==== Exercise material ====
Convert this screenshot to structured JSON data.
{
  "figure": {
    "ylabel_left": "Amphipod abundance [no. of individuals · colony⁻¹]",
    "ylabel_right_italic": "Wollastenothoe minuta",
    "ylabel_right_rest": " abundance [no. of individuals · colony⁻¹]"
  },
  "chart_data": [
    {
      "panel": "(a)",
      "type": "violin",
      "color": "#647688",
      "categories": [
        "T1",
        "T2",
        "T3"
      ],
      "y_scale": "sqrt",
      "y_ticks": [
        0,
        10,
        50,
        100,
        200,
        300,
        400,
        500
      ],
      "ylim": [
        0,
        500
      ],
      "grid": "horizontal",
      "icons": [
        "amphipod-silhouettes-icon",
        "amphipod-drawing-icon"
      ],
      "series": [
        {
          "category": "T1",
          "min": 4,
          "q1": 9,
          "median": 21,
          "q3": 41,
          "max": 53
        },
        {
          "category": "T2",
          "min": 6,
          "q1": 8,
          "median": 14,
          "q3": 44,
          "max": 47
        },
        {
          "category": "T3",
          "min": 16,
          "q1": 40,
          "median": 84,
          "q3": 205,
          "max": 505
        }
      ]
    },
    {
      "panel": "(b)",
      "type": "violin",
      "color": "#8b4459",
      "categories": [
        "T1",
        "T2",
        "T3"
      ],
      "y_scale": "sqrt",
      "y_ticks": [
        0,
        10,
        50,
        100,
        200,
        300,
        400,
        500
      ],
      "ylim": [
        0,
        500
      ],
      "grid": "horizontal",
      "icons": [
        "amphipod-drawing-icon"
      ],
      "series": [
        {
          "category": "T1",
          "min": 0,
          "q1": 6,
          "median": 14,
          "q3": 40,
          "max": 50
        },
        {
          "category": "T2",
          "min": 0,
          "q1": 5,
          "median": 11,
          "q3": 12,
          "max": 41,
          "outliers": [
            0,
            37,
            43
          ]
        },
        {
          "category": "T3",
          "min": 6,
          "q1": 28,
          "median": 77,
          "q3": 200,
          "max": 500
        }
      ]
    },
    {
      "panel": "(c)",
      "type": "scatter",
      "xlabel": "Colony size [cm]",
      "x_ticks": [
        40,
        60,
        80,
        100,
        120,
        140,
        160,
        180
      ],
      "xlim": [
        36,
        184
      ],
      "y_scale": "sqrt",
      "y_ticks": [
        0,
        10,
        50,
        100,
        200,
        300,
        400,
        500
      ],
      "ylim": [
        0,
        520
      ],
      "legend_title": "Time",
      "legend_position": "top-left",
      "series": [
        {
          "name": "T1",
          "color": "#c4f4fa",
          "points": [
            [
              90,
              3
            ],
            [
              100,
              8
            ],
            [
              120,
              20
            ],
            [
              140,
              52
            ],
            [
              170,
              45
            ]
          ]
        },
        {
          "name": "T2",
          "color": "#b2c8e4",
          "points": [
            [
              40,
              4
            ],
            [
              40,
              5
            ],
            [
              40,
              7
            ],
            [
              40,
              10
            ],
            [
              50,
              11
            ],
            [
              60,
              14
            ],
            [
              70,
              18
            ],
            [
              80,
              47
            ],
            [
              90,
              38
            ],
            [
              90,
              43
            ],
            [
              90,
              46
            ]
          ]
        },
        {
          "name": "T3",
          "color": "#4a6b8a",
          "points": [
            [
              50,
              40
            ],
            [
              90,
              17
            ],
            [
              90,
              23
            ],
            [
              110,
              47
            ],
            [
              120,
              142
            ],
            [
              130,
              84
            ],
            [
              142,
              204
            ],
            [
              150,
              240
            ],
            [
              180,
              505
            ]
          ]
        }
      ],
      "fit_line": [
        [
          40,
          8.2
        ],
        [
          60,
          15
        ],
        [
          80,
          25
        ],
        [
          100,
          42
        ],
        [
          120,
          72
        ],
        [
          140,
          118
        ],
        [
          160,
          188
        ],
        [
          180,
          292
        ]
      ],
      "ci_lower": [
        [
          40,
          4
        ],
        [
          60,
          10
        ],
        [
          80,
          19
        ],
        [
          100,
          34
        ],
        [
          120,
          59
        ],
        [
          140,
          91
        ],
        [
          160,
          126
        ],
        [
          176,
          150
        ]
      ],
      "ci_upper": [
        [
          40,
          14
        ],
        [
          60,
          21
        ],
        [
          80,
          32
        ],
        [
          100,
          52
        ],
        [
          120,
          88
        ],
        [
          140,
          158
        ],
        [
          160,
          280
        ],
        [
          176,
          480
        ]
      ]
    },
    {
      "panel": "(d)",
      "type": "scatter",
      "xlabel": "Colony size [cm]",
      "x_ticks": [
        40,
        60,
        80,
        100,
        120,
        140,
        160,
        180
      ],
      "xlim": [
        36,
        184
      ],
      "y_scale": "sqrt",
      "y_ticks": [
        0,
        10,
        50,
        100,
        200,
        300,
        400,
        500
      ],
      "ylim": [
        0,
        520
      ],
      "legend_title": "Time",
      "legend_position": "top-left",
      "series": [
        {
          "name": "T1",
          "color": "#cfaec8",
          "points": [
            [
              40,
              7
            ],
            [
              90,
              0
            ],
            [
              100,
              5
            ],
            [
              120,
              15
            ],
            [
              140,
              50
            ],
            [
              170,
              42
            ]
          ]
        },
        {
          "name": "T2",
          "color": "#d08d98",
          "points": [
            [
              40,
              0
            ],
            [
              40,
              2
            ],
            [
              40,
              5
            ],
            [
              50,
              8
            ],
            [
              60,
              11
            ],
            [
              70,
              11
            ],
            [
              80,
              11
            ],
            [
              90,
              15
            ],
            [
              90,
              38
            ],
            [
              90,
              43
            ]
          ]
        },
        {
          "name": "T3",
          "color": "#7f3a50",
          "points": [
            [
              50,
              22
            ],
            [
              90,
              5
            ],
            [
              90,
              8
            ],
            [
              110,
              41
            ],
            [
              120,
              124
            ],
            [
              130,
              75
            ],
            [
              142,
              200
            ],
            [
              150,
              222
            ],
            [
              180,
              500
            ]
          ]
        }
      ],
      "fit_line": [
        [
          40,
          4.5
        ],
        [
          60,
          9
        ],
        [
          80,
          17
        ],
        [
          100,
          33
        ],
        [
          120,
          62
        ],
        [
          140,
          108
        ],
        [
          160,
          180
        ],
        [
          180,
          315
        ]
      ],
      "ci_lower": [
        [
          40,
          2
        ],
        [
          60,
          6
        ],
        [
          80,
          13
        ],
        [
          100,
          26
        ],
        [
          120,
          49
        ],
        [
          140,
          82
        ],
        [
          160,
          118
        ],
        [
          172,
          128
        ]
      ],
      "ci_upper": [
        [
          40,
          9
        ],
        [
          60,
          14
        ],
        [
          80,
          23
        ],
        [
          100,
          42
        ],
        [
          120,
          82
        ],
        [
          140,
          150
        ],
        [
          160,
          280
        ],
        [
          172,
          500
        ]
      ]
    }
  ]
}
====
What the task asks
Return all of the data word for word.

Exercise result
Convert this screenshot to structured JSON data.
{
  "figure": {
    "ylabel_left": "Amphipod abundance [no. of individuals · colony⁻¹]",
    "ylabel_right_italic": "Wollastenothoe minuta",
    "ylabel_right_rest": " abundance [no. of individuals · colony⁻¹]"
  },
  "chart_data": [
    {
      "panel": "(a)",
      "type": "violin",
      "color": "#647688",
      "categories": [
        "T1",
        "T2",
        "T3"
      ],
      "y_scale": "sqrt",
      "y_ticks": [
        0,
        10,
        50,
        100,
        200,
        300,
        400,
        500
      ],
      "ylim": [
        0,
        500
      ],
      "grid": "horizontal",
      "icons": [
        "amphipod-silhouettes-icon",
        "amphipod-drawing-icon"
      ],
      "series": [
        {
          "category": "T1",
          "min": 4,
          "q1": 9,
          "median": 21,
          "q3": 41,
          "max": 53
        },
        {
          "category": "T2",
          "min": 6,
          "q1": 8,
          "median": 14,
          "q3": 44,
          "max": 47
        },
        {
          "category": "T3",
          "min": 16,
          "q1": 40,
          "median": 84,
          "q3": 205,
          "max": 505
        }
      ]
    },
    {
      "panel": "(b)",
      "type": "violin",
      "color": "#8b4459",
      "categories": [
        "T1",
        "T2",
        "T3"
      ],
      "y_scale": "sqrt",
      "y_ticks": [
        0,
        10,
        50,
        100,
        200,
        300,
        400,
        500
      ],
      "ylim": [
        0,
        500
      ],
      "grid": "horizontal",
      "icons": [
        "amphipod-drawing-icon"
      ],
      "series": [
        {
          "category": "T1",
          "min": 0,
          "q1": 6,
          "median": 14,
          "q3": 40,
          "max": 50
        },
        {
          "category": "T2",
          "min": 0,
          "q1": 5,
          "median": 11,
          "q3": 12,
          "max": 41,
          "outliers": [
            0,
            37,
            43
          ]
        },
        {
          "category": "T3",
          "min": 6,
          "q1": 28,
          "median": 77,
          "q3": 200,
          "max": 500
        }
      ]
    },
    {
      "panel": "(c)",
      "type": "scatter",
      "xlabel": "Colony size [cm]",
      "x_ticks": [
        40,
        60,
        80,
        100,
        120,
        140,
        160,
        180
      ],
      "xlim": [
        36,
        184
      ],
      "y_scale": "sqrt",
      "y_ticks": [
        0,
        10,
        50,
        100,
        200,
        300,
        400,
        500
      ],
      "ylim": [
        0,
        520
      ],
      "legend_title": "Time",
      "legend_position": "top-left",
      "series": [
        {
          "name": "T1",
          "color": "#c4f4fa",
          "points": [
            [
              90,
              3
            ],
            [
              100,
              8
            ],
            [
              120,
              20
            ],
            [
              140,
              52
            ],
            [
              170,
              45
            ]
          ]
        },
        {
          "name": "T2",
          "color": "#b2c8e4",
          "points": [
            [
              40,
              4
            ],
            [
              40,
              5
            ],
            [
              40,
              7
            ],
            [
              40,
              10
            ],
            [
              50,
              11
            ],
            [
              60,
              14
            ],
            [
              70,
              18
            ],
            [
              80,
              47
            ],
            [
              90,
              38
            ],
            [
              90,
              43
            ],
            [
              90,
              46
            ]
          ]
        },
        {
          "name": "T3",
          "color": "#4a6b8a",
          "points": [
            [
              50,
              40
            ],
            [
              90,
              17
            ],
            [
              90,
              23
            ],
            [
              110,
              47
            ],
            [
              120,
              142
            ],
            [
              130,
              84
            ],
            [
              142,
              204
            ],
            [
              150,
              240
            ],
            [
              180,
              505
            ]
          ]
        }
      ],
      "fit_line": [
        [
          40,
          8.2
        ],
        [
          60,
          15
        ],
        [
          80,
          25
        ],
        [
          100,
          42
        ],
        [
          120,
          72
        ],
        [
          140,
          118
        ],
        [
          160,
          188
        ],
        [
          180,
          292
        ]
      ],
      "ci_lower": [
        [
          40,
          4
        ],
        [
          60,
          10
        ],
        [
          80,
          19
        ],
        [
          100,
          34
        ],
        [
          120,
          59
        ],
        [
          140,
          91
        ],
        [
          160,
          126
        ],
        [
          176,
          150
        ]
      ],
      "ci_upper": [
        [
          40,
          14
        ],
        [
          60,
          21
        ],
        [
          80,
          32
        ],
        [
          100,
          52
        ],
        [
          120,
          88
        ],
        [
          140,
          158
        ],
        [
          160,
          280
        ],
        [
          176,
          480
        ]
      ]
    },
    {
      "panel": "(d)",
      "type": "scatter",
      "xlabel": "Colony size [cm]",
      "x_ticks": [
        40,
        60,
        80,
        100,
        120,
        140,
        160,
        180
      ],
      "xlim": [
        36,
        184
      ],
      "y_scale": "sqrt",
      "y_ticks": [
        0,
        10,
        50,
        100,
        200,
        300,
        400,
        500
      ],
      "ylim": [
        0,
        520
      ],
      "legend_title": "Time",
      "legend_position": "top-left",
      "series": [
        {
          "name": "T1",
          "color": "#cfaec8",
          "points": [
            [
              40,
              7
            ],
            [
              90,
              0
            ],
            [
              100,
              5
            ],
            [
              120,
              15
            ],
            [
              140,
              50
            ],
            [
              170,
              42
            ]
          ]
        },
        {
          "name": "T2",
          "color": "#d08d98",
          "points": [
            [
              40,
              0
            ],
            [
              40,
              2
            ],
            [
              40,
              5
            ],
            [
              50,
              8
            ],
            [
              60,
              11
            ],
            [
              70,
              11
            ],
            [
              80,
              11
            ],
            [
              90,
              15
            ],
            [
              90,
              38
            ],
            [
              90,
              43
            ]
          ]
        },
        {
          "name": "T3",
          "color": "#7f3a50",
          "points": [
            [
              50,
              22
            ],
            [
              90,
              5
            ],
            [
              90,
              8
            ],
            [
              110,
              41
            ],
            [
              120,
              124
            ],
            [
              130,
              75
            ],
            [
              142,
              200
            ],
            [
              150,
              222
            ],
            [
              180,
              500
            ]
          ]
        }
      ],
      "fit_line": [
        [
          40,
          4.5
        ],
        [
          60,
          9
        ],
        [
          80,
          17
        ],
        [
          100,
          33
        ],
        [
          120,
          62
        ],
        [
          140,
          108
        ],
        [
          160,
          180
        ],
        [
          180,
          315
        ]
      ],
      "ci_lower": [
        [
          40,
          2
        ],
        [
          60,
          6
        ],
        [
          80,
          13
        ],
        [
          100,
          26
        ],
        [
          120,
          49
        ],
        [
          140,
          82
        ],
        [
          160,
          118
        ],
        [
          172,
          128
        ]
      ],
      "ci_upper": [
        [
          40,
          9
        ],
        [
          60,
          14
        ],
        [
          80,
          23
        ],
        [
          100,
          42
        ],
        [
          120,
          82
        ],
        [
          140,
          150
        ],
        [
          160,
          280
        ],
        [
          172,
          500
        ]
      ]
    }
  ]
}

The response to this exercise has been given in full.